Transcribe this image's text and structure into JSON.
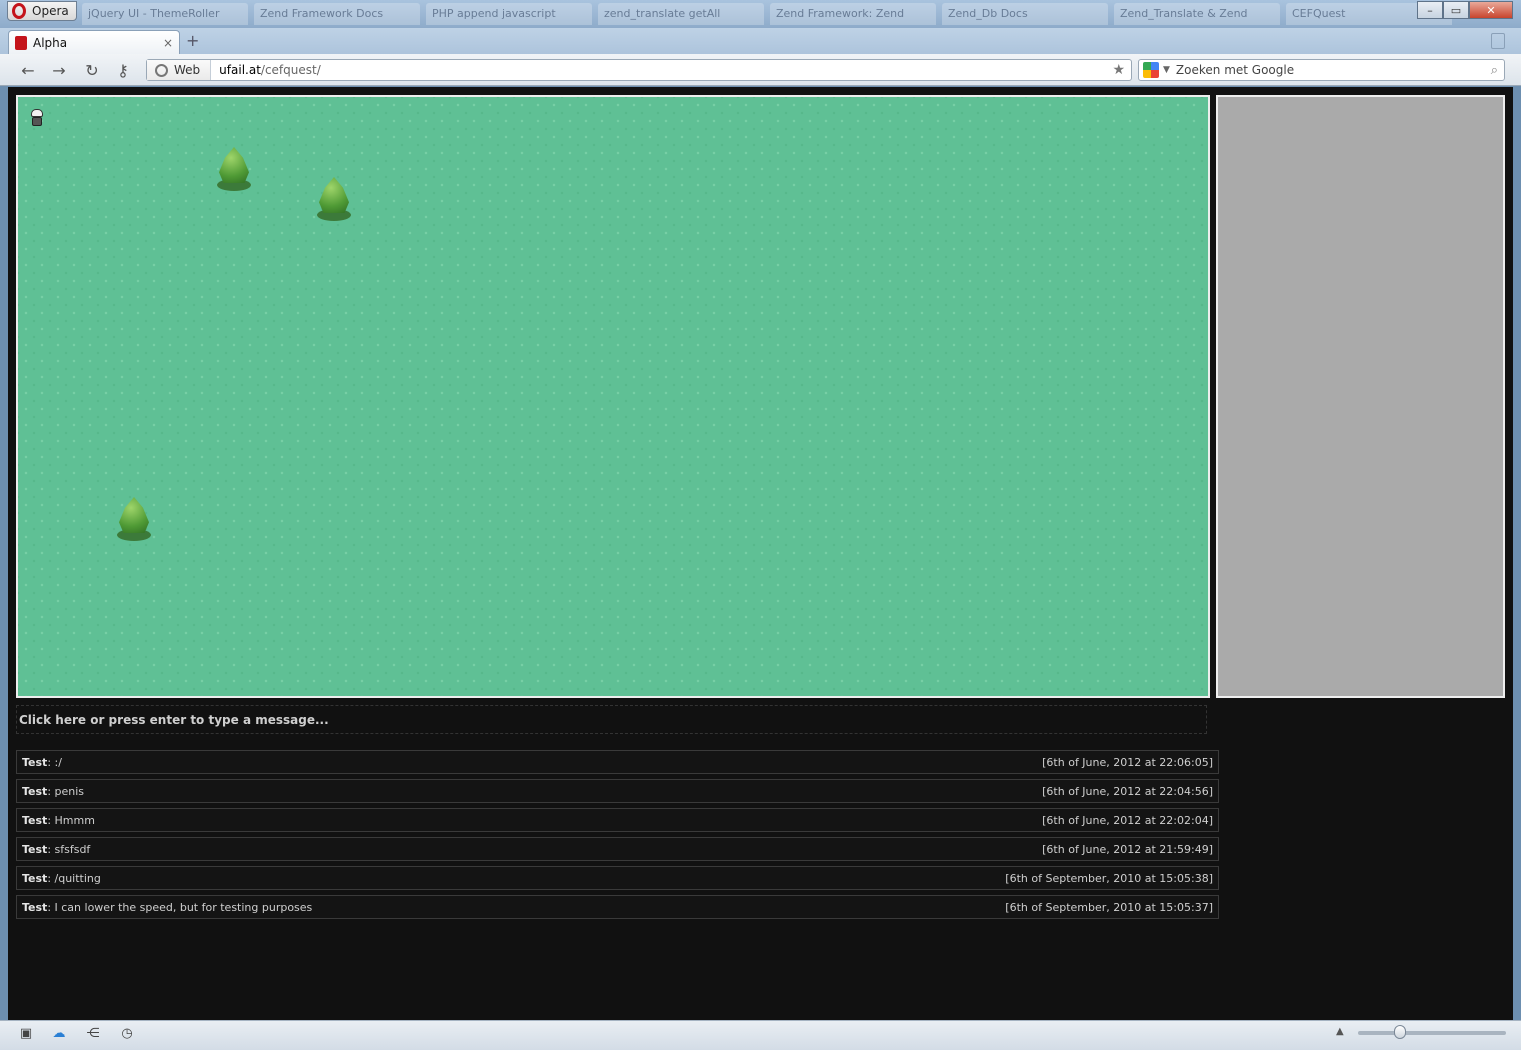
{
  "browser": {
    "menu_label": "Opera",
    "background_tabs": [
      "jQuery UI - ThemeRoller",
      "Zend Framework Docs",
      "PHP append javascript",
      "zend_translate getAll",
      "Zend Framework: Zend",
      "Zend_Db Docs",
      "Zend_Translate & Zend",
      "CEFQuest"
    ],
    "active_tab": {
      "title": "Alpha",
      "close": "×"
    },
    "newtab_symbol": "+",
    "address": {
      "badge": "Web",
      "host": "ufail.at",
      "path": "/cefquest/"
    },
    "search": {
      "placeholder": "Zoeken met Google"
    },
    "window_controls": {
      "minimize": "–",
      "maximize": "▭",
      "close": "✕"
    }
  },
  "game": {
    "message_prompt": "Click here or press enter to type a message..."
  },
  "chat": [
    {
      "user": "Test",
      "text": ": :/",
      "time": "[6th of June, 2012 at 22:06:05]"
    },
    {
      "user": "Test",
      "text": ": penis",
      "time": "[6th of June, 2012 at 22:04:56]"
    },
    {
      "user": "Test",
      "text": ": Hmmm",
      "time": "[6th of June, 2012 at 22:02:04]"
    },
    {
      "user": "Test",
      "text": ": sfsfsdf",
      "time": "[6th of June, 2012 at 21:59:49]"
    },
    {
      "user": "Test",
      "text": ": /quitting",
      "time": "[6th of September, 2010 at 15:05:38]"
    },
    {
      "user": "Test",
      "text": ": I can lower the speed, but for testing purposes",
      "time": "[6th of September, 2010 at 15:05:37]"
    }
  ],
  "colors": {
    "grass": "#5fc095",
    "sidepanel": "#aaaaaa",
    "page_bg": "#111111"
  }
}
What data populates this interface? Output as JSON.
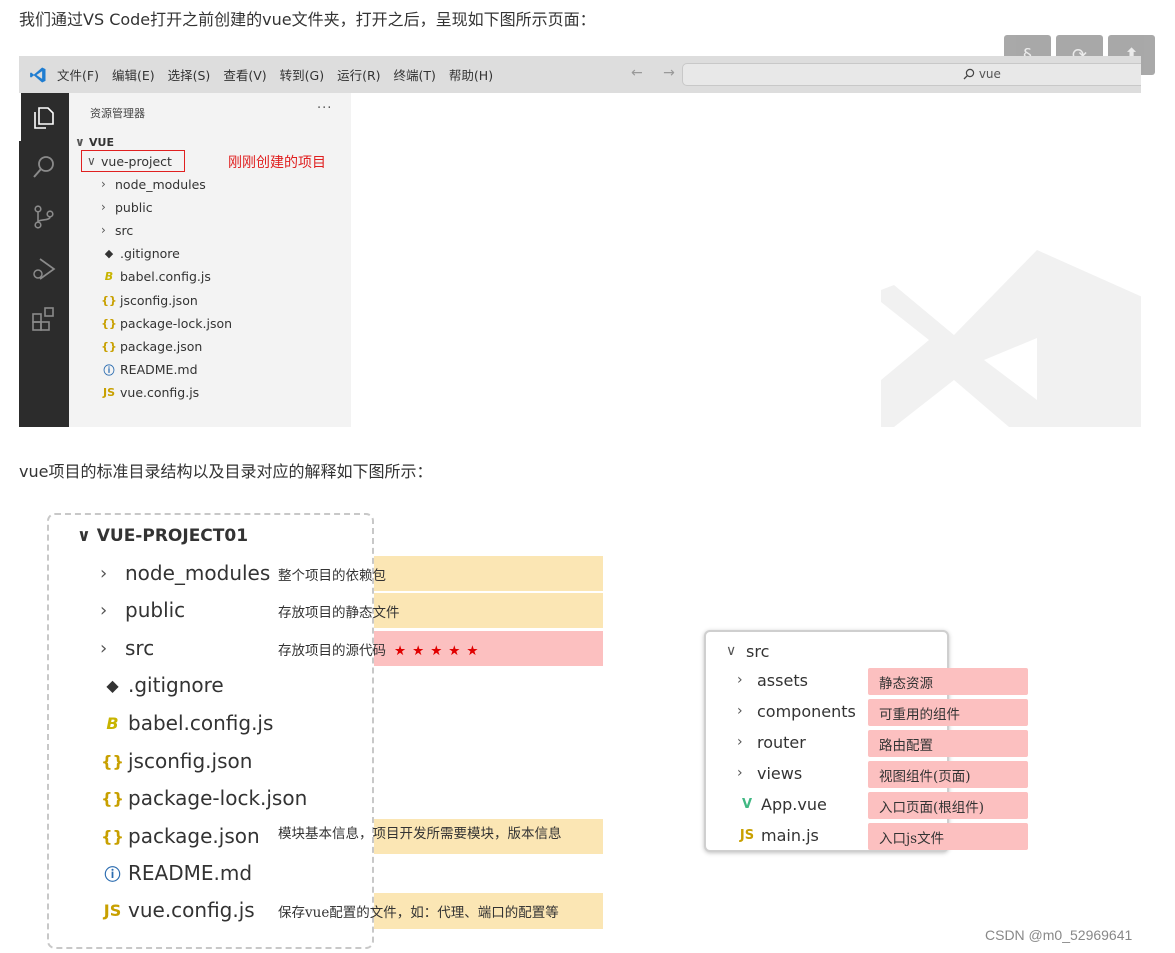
{
  "paragraphs": {
    "p1": "我们通过VS Code打开之前创建的vue文件夹，打开之后，呈现如下图所示页面：",
    "p2": "vue项目的标准目录结构以及目录对应的解释如下图所示："
  },
  "floating_buttons": [
    "§",
    "⟳",
    "⬆"
  ],
  "vscode": {
    "menu": [
      "文件(F)",
      "编辑(E)",
      "选择(S)",
      "查看(V)",
      "转到(G)",
      "运行(R)",
      "终端(T)",
      "帮助(H)"
    ],
    "nav_arrows": "← →",
    "search_label": "vue",
    "sidebar_title": "资源管理器",
    "sidebar_more": "···",
    "root_folder": "VUE",
    "project_folder": "vue-project",
    "annotation": "刚刚创建的项目",
    "items": [
      {
        "name": "node_modules",
        "kind": "folder"
      },
      {
        "name": "public",
        "kind": "folder"
      },
      {
        "name": "src",
        "kind": "folder"
      },
      {
        "name": ".gitignore",
        "kind": "git"
      },
      {
        "name": "babel.config.js",
        "kind": "babel"
      },
      {
        "name": "jsconfig.json",
        "kind": "json"
      },
      {
        "name": "package-lock.json",
        "kind": "json"
      },
      {
        "name": "package.json",
        "kind": "json"
      },
      {
        "name": "README.md",
        "kind": "info"
      },
      {
        "name": "vue.config.js",
        "kind": "js"
      }
    ],
    "icon_glyphs": {
      "folder": "",
      "git": "◆",
      "babel": "B",
      "json": "{}",
      "info": "ⓘ",
      "js": "JS"
    }
  },
  "diagram1": {
    "root": "VUE-PROJECT01",
    "rows": [
      {
        "name": "node_modules",
        "kind": "folder",
        "desc": "整个项目的依赖包",
        "band": "yellow"
      },
      {
        "name": "public",
        "kind": "folder",
        "desc": "存放项目的静态文件",
        "band": "yellow"
      },
      {
        "name": "src",
        "kind": "folder",
        "desc": "存放项目的源代码",
        "band": "pink",
        "stars": "★★★★★"
      },
      {
        "name": ".gitignore",
        "kind": "git",
        "desc": "",
        "band": ""
      },
      {
        "name": "babel.config.js",
        "kind": "babel",
        "desc": "",
        "band": ""
      },
      {
        "name": "jsconfig.json",
        "kind": "json",
        "desc": "",
        "band": ""
      },
      {
        "name": "package-lock.json",
        "kind": "json",
        "desc": "",
        "band": ""
      },
      {
        "name": "package.json",
        "kind": "json",
        "desc": "模块基本信息，项目开发所需要模块，版本信息",
        "band": "yellow"
      },
      {
        "name": "README.md",
        "kind": "info",
        "desc": "",
        "band": ""
      },
      {
        "name": "vue.config.js",
        "kind": "js",
        "desc": "保存vue配置的文件，如：代理、端口的配置等",
        "band": "yellow"
      }
    ]
  },
  "diagram2": {
    "root": "src",
    "rows": [
      {
        "name": "assets",
        "kind": "folder",
        "desc": "静态资源"
      },
      {
        "name": "components",
        "kind": "folder",
        "desc": "可重用的组件"
      },
      {
        "name": "router",
        "kind": "folder",
        "desc": "路由配置"
      },
      {
        "name": "views",
        "kind": "folder",
        "desc": "视图组件(页面)"
      },
      {
        "name": "App.vue",
        "kind": "vue",
        "desc": "入口页面(根组件)"
      },
      {
        "name": "main.js",
        "kind": "js",
        "desc": "入口js文件"
      }
    ]
  },
  "colors": {
    "band_yellow": "#fbe6b4",
    "band_pink": "#fcc0c0",
    "annotation_red": "#e02020",
    "json_icon": "#c8a000",
    "js_icon": "#c8a000",
    "babel_icon": "#c8b400",
    "vue_icon": "#41b883",
    "info_icon": "#2b6cb0"
  },
  "footer": "CSDN @m0_52969641"
}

:::::

Do not include the images; transcribe the rest of the listing exactly.

■ RESULT
Transcribe this image's text and structure into JSON.
{
  "browser": {
    "menu_label": "Opera",
    "background_tabs": [
      "jQuery UI - ThemeRoller",
      "Zend Framework Docs",
      "PHP append javascript",
      "zend_translate getAll",
      "Zend Framework: Zend",
      "Zend_Db Docs",
      "Zend_Translate & Zend",
      "CEFQuest"
    ],
    "active_tab": {
      "title": "Alpha",
      "close": "×"
    },
    "newtab_symbol": "+",
    "address": {
      "badge": "Web",
      "host": "ufail.at",
      "path": "/cefquest/"
    },
    "search": {
      "placeholder": "Zoeken met Google"
    },
    "window_controls": {
      "minimize": "–",
      "maximize": "▭",
      "close": "✕"
    }
  },
  "game": {
    "message_prompt": "Click here or press enter to type a message..."
  },
  "chat": [
    {
      "user": "Test",
      "text": ": :/",
      "time": "[6th of June, 2012 at 22:06:05]"
    },
    {
      "user": "Test",
      "text": ": penis",
      "time": "[6th of June, 2012 at 22:04:56]"
    },
    {
      "user": "Test",
      "text": ": Hmmm",
      "time": "[6th of June, 2012 at 22:02:04]"
    },
    {
      "user": "Test",
      "text": ": sfsfsdf",
      "time": "[6th of June, 2012 at 21:59:49]"
    },
    {
      "user": "Test",
      "text": ": /quitting",
      "time": "[6th of September, 2010 at 15:05:38]"
    },
    {
      "user": "Test",
      "text": ": I can lower the speed, but for testing purposes",
      "time": "[6th of September, 2010 at 15:05:37]"
    }
  ],
  "colors": {
    "grass": "#5fc095",
    "sidepanel": "#aaaaaa",
    "page_bg": "#111111"
  }
}
What data populates this interface? Output as JSON.
{
  "paragraphs": {
    "p1": "我们通过VS Code打开之前创建的vue文件夹，打开之后，呈现如下图所示页面：",
    "p2": "vue项目的标准目录结构以及目录对应的解释如下图所示："
  },
  "floating_buttons": [
    "§",
    "⟳",
    "⬆"
  ],
  "vscode": {
    "menu": [
      "文件(F)",
      "编辑(E)",
      "选择(S)",
      "查看(V)",
      "转到(G)",
      "运行(R)",
      "终端(T)",
      "帮助(H)"
    ],
    "nav_arrows": "← →",
    "search_label": "vue",
    "sidebar_title": "资源管理器",
    "sidebar_more": "···",
    "root_folder": "VUE",
    "project_folder": "vue-project",
    "annotation": "刚刚创建的项目",
    "items": [
      {
        "name": "node_modules",
        "kind": "folder"
      },
      {
        "name": "public",
        "kind": "folder"
      },
      {
        "name": "src",
        "kind": "folder"
      },
      {
        "name": ".gitignore",
        "kind": "git"
      },
      {
        "name": "babel.config.js",
        "kind": "babel"
      },
      {
        "name": "jsconfig.json",
        "kind": "json"
      },
      {
        "name": "package-lock.json",
        "kind": "json"
      },
      {
        "name": "package.json",
        "kind": "json"
      },
      {
        "name": "README.md",
        "kind": "info"
      },
      {
        "name": "vue.config.js",
        "kind": "js"
      }
    ],
    "icon_glyphs": {
      "folder": "",
      "git": "◆",
      "babel": "B",
      "json": "{}",
      "info": "ⓘ",
      "js": "JS"
    }
  },
  "diagram1": {
    "root": "VUE-PROJECT01",
    "rows": [
      {
        "name": "node_modules",
        "kind": "folder",
        "desc": "整个项目的依赖包",
        "band": "yellow"
      },
      {
        "name": "public",
        "kind": "folder",
        "desc": "存放项目的静态文件",
        "band": "yellow"
      },
      {
        "name": "src",
        "kind": "folder",
        "desc": "存放项目的源代码",
        "band": "pink",
        "stars": "★★★★★"
      },
      {
        "name": ".gitignore",
        "kind": "git",
        "desc": "",
        "band": ""
      },
      {
        "name": "babel.config.js",
        "kind": "babel",
        "desc": "",
        "band": ""
      },
      {
        "name": "jsconfig.json",
        "kind": "json",
        "desc": "",
        "band": ""
      },
      {
        "name": "package-lock.json",
        "kind": "json",
        "desc": "",
        "band": ""
      },
      {
        "name": "package.json",
        "kind": "json",
        "desc": "模块基本信息，项目开发所需要模块，版本信息",
        "band": "yellow"
      },
      {
        "name": "README.md",
        "kind": "info",
        "desc": "",
        "band": ""
      },
      {
        "name": "vue.config.js",
        "kind": "js",
        "desc": "保存vue配置的文件，如：代理、端口的配置等",
        "band": "yellow"
      }
    ]
  },
  "diagram2": {
    "root": "src",
    "rows": [
      {
        "name": "assets",
        "kind": "folder",
        "desc": "静态资源"
      },
      {
        "name": "components",
        "kind": "folder",
        "desc": "可重用的组件"
      },
      {
        "name": "router",
        "kind": "folder",
        "desc": "路由配置"
      },
      {
        "name": "views",
        "kind": "folder",
        "desc": "视图组件(页面)"
      },
      {
        "name": "App.vue",
        "kind": "vue",
        "desc": "入口页面(根组件)"
      },
      {
        "name": "main.js",
        "kind": "js",
        "desc": "入口js文件"
      }
    ]
  },
  "colors": {
    "band_yellow": "#fbe6b4",
    "band_pink": "#fcc0c0",
    "annotation_red": "#e02020",
    "json_icon": "#c8a000",
    "js_icon": "#c8a000",
    "babel_icon": "#c8b400",
    "vue_icon": "#41b883",
    "info_icon": "#2b6cb0"
  },
  "footer": "CSDN @m0_52969641"
}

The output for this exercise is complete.